Study text
Detecting Neonatal Acute Kidney Injury by Serum Cystatin C

JASN Published Ahead of Print. doi: 10.1681/ASN.0000000000000125

Xin Xu,  Sheng Nie, Hong Xu, Bicheng Liu , Jianping Weng, Chunbo Chen, Huafeng Liu, Qiongqiong Yang, Hua Li, Yaozhong Kong, Guisen Li, Qijun Wan, Yan Zha, Ying Hu, Gang Xu, Yongjun Shi, Yilun Zhou, Guobin Su, Ying Tang, Yanqin Li, Licong Su, Ruixuan Chen, Yue Cao, Peiyan Gao, Shiyu Zhou, Xiaodong Zhang, Fan Luo, Ruqi Xu, Qi Gao, and Fan Fan Hou

Reviewed by: Erin Rademacher

Background:

Creatinine based definitions of acute kidney injury (AKI) have limitations when applied to neonates due to the unique neonatal kidney physiology. Neonatal creatinine reflects maternal creatinine with a small contribution of creatinine generation by the neonate itself. Neonatal creatinine values will usually decline over time but the rate of decline varies with gestational age and in the youngest gestational age group, creatinine may actually rise and plateau before falling. In contrast, cystatin C (CysC) does not cross the placenta and therefore reflects only the neonate's kidney function. Large studies establishing normal values for CysC in neonates are lacking and no study has reported the reference change value (RCV) for CysC in neonates. RCV can be described as the minimum difference between sequential test values in a patient to consider the change in values significant.

Objective:

1.) To establish the upper normal limit and RCV for serum CysC in neonates 2.) To propose CysC criteria for neonatal AKI 3.) Compare the proposed CysC AKI definition to the established KDIGO definition

Study Design:

Cohort study using data from the China Renal Data System in which neonates without ICD10 codes for congenital renal failure, congenital malformation of the urinary system, or congenital renal artery stenosis or malformation; had at least one CysC measured in first 28 days, survived to 28 days, and did not require dialysis.

Material shown
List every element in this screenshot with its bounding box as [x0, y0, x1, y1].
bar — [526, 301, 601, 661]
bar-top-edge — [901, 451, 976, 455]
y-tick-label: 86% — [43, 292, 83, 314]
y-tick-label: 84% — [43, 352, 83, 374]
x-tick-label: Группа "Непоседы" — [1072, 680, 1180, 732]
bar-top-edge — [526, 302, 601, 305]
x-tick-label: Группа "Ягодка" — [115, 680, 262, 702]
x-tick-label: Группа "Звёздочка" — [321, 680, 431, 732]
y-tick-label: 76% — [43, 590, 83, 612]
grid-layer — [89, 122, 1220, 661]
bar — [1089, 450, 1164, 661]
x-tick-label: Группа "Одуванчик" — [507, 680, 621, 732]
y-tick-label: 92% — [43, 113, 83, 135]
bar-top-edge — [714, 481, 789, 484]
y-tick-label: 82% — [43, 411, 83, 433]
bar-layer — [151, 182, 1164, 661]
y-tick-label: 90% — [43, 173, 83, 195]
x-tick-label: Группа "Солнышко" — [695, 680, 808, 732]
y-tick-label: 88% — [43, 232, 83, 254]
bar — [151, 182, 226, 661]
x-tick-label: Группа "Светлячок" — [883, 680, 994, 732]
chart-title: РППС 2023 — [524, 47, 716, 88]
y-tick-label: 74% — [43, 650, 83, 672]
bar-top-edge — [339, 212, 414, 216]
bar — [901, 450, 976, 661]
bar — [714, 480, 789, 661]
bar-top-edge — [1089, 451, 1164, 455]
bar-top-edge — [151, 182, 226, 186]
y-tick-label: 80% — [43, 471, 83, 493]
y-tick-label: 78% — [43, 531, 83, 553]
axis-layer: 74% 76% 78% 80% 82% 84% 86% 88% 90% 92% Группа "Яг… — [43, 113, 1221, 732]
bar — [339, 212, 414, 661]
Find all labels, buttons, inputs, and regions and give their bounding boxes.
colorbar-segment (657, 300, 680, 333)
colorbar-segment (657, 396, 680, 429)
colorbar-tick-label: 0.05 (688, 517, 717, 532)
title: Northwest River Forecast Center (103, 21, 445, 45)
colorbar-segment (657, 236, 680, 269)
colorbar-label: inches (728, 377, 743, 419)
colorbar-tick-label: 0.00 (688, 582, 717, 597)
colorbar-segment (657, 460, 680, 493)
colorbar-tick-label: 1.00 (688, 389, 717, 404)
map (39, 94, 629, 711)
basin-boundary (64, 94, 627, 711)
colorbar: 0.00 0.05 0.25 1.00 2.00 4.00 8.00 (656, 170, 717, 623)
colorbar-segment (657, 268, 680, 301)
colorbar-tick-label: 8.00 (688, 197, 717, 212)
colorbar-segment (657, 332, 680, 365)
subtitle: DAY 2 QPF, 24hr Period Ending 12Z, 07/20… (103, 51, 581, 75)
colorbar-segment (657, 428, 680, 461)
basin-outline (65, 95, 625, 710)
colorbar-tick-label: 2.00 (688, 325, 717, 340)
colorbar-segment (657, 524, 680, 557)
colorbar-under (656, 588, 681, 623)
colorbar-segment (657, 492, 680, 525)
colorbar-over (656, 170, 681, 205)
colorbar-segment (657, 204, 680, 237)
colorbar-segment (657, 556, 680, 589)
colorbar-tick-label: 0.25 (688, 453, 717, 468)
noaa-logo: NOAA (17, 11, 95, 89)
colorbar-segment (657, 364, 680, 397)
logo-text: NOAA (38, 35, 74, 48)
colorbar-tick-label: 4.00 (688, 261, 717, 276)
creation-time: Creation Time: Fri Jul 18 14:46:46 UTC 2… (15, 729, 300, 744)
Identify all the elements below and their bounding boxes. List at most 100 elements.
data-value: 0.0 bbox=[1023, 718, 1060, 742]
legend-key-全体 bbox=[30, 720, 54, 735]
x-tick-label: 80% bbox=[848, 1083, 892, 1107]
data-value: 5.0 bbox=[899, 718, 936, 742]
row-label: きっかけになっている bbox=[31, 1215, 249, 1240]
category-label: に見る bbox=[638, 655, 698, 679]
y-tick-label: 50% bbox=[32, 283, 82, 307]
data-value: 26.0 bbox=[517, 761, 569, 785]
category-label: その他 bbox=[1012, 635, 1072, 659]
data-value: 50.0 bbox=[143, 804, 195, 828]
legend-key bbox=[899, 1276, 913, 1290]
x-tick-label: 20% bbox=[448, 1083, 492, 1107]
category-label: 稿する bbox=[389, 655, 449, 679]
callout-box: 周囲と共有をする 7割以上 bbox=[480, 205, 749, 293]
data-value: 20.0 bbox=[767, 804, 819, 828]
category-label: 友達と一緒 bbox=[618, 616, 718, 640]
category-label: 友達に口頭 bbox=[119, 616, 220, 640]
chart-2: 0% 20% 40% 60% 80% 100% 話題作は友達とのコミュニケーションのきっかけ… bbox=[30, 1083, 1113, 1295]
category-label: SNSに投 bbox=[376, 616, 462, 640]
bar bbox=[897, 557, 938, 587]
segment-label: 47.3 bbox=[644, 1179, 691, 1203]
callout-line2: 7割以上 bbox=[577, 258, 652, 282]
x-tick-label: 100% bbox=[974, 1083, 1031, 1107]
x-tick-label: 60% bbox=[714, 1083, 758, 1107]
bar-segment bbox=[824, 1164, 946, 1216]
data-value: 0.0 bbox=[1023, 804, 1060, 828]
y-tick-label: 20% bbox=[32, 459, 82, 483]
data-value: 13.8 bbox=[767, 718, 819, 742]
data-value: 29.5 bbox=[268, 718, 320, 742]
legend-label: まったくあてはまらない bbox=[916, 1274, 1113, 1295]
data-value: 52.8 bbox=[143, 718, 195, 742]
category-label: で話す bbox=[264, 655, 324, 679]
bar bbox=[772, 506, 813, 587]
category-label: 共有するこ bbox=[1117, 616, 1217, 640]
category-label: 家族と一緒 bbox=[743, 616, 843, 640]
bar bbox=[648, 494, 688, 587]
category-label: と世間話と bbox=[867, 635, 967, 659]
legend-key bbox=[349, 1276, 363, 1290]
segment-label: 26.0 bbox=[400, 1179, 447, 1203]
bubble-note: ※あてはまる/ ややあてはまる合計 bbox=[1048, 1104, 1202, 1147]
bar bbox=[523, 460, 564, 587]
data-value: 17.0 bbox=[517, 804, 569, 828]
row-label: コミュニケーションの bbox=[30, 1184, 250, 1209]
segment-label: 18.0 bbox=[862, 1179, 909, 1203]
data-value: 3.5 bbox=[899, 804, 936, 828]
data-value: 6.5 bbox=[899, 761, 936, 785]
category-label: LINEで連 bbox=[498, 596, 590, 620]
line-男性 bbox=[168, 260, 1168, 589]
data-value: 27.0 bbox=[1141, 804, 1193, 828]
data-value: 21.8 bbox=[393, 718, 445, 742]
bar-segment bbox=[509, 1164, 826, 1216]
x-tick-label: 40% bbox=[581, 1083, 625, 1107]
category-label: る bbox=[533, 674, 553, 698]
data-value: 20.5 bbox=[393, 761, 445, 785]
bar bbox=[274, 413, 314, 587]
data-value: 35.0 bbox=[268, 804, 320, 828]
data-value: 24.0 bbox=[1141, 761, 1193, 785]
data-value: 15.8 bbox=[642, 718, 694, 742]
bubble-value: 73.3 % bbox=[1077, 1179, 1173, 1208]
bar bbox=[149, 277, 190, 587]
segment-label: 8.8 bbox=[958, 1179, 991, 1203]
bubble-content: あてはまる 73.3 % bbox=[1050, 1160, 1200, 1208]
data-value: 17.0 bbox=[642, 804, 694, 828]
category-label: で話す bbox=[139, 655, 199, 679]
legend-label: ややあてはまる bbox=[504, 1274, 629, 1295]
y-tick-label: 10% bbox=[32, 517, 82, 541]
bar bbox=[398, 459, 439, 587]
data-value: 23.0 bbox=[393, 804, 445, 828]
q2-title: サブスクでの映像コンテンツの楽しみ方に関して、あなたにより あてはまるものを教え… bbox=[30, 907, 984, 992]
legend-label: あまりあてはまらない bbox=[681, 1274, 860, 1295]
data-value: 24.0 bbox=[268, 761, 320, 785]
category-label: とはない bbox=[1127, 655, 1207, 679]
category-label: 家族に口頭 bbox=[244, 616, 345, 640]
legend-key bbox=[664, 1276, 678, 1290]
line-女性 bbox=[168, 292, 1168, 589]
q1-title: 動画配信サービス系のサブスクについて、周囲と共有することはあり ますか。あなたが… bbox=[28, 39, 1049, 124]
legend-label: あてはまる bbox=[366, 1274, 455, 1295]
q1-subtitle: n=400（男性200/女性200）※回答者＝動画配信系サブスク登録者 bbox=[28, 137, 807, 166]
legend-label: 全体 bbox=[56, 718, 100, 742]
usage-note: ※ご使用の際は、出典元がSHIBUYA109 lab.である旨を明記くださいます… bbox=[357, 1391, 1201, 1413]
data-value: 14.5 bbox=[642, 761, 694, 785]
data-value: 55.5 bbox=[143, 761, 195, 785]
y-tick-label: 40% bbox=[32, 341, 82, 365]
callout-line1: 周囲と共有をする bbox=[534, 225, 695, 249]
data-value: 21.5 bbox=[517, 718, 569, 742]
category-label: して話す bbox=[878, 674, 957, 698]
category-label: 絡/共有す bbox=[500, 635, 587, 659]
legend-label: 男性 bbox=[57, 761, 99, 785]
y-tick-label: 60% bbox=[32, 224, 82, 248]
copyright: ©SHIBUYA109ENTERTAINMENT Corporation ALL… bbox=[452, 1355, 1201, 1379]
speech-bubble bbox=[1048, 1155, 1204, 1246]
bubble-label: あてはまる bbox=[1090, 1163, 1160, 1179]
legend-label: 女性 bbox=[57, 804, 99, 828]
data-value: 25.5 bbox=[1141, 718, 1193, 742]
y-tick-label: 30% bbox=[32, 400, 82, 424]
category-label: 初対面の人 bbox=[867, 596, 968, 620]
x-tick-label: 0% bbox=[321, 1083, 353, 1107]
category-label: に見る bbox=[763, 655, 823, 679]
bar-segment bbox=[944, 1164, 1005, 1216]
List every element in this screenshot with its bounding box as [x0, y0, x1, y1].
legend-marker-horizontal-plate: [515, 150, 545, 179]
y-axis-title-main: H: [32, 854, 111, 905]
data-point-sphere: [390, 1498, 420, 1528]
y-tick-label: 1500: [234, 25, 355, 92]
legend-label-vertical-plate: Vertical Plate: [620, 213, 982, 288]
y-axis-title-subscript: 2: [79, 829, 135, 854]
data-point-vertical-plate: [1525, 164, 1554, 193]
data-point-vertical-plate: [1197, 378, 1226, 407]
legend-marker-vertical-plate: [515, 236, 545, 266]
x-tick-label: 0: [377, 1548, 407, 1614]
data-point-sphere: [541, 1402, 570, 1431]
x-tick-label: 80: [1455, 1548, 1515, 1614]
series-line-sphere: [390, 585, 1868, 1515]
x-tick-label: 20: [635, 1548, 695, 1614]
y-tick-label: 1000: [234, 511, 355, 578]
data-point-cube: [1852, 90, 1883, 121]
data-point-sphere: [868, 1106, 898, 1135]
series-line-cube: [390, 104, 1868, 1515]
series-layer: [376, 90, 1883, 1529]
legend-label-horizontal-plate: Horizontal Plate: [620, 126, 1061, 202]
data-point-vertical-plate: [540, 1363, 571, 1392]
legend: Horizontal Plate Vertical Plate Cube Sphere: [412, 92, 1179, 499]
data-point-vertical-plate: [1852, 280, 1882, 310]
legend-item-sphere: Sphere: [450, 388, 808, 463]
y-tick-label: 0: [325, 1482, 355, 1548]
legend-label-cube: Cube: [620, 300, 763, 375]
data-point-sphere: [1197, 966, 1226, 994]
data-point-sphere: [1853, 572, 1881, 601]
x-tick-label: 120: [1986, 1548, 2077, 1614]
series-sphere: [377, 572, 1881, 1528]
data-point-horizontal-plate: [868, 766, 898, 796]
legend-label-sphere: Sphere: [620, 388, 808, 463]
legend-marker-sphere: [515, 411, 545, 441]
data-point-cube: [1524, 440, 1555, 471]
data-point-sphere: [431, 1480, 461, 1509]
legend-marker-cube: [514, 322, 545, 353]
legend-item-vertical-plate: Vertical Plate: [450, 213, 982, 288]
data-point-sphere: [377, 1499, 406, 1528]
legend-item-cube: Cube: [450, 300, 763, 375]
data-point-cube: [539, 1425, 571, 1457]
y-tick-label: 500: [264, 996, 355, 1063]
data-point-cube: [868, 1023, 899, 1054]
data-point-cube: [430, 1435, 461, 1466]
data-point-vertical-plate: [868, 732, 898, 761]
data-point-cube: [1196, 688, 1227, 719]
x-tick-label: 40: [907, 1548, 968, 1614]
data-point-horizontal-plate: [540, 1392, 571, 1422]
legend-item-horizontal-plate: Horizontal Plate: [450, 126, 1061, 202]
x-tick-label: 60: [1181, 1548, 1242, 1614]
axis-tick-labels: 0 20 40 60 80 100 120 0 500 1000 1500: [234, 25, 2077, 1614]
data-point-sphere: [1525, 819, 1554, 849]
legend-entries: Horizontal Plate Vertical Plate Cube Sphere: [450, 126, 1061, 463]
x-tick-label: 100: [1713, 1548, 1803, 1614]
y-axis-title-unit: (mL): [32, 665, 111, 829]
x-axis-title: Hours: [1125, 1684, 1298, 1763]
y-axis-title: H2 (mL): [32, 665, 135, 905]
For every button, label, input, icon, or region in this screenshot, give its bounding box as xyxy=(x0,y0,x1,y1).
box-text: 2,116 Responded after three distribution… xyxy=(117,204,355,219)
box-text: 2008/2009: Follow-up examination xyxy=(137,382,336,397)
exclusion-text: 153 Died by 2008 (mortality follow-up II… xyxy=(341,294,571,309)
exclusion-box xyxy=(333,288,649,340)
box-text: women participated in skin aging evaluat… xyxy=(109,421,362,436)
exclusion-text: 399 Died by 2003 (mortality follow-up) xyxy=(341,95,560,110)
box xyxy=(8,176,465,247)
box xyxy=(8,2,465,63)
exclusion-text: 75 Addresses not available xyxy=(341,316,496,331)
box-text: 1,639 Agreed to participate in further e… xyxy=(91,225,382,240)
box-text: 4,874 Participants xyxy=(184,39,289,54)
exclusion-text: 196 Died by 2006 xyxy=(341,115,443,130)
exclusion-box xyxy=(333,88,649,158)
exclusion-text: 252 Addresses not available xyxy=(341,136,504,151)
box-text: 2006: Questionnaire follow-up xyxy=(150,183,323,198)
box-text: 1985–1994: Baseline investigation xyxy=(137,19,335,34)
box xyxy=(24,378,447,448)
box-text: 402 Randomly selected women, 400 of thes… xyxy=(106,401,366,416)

Tasks to perform
1. Write out the stretch of the neonatal cystatin C summary from "1.) To establish" through "not require dialysis.", reproducing every word as it appears.
2. Carry the neonatal cystatin C summary forward with the part that comes next after its final sentence.

Written responses
1.
1.) To establish the upper normal limit and RCV for serum CysC in neonates 2.) To propose CysC criteria for neonatal AKI 3.) Compare the proposed CysC AKI definition to the established KDIGO definition

Study Design:

Cohort study using data from the China Renal Data System in which neonates without ICD10 codes for congenital renal failure, congenital malformation of the urinary system, or congenital renal artery stenosis or malformation; had at least one CysC measured in first 28 days, survived to 28 days, and did not require dialysis.

2.
Results:

52,333 neonates met entry criteria (5964 had ≥ 1 CysC measured). The majority (65%) were born at gestational age ≥ 37 weeks. 26% had birthweight < 2.5 kg. 69% were in ICU. Median length of stay in the neonates with only 1 measurement of CysC was 8 days while those with multiple measurements had a longer median LOS (19 days).

CysC was normally distributed on day of birth and did not vary with GA or birthweight. CysC median for first two days of life was 1.73 mg/L then median fell to 1.55 mg/L and remained at this level through end of the 4th week. The upper limit of normal for CysC using the 95th percentile of the entire population was 2.2 mg/L (2.17 for GA ≥ 37; 2.29 for GA 28-36, 2.30 for GA < 28). RCV for the population was 1.25.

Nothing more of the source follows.